(Records for the task):
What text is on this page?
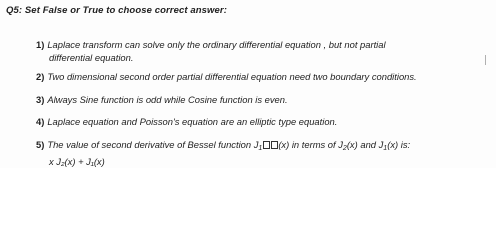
Q5: Set False or True to choose correct answer:
1) Laplace transform can solve only the ordinary differential equation , but not partial
differential equation.
2) Two dimensional second order partial differential equation need two boundary conditions.
3) Always Sine function is odd while Cosine function is even.
4) Laplace equation and Poisson's equation are an elliptic type equation.
5) The value of second derivative of Bessel function $J_1$ (x) in terms of $J_2(x)$ and $J_1(x)$ is:
x J₂(x) + J₁(x)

(Given request): Copy the material exactly. Do not include the pictures.

(Task answer):
What text is on this page?
Q5: Set False or True to choose correct answer:
1) Laplace transform can solve only the ordinary differential equation , but not partial
differential equation.
2) Two dimensional second order partial differential equation need two boundary conditions.
3) Always Sine function is odd while Cosine function is even.
4) Laplace equation and Poisson's equation are an elliptic type equation.
5) The value of second derivative of Bessel function $J_1$ (x) in terms of $J_2(x)$ and $J_1(x)$ is:
x J₂(x) + J₁(x)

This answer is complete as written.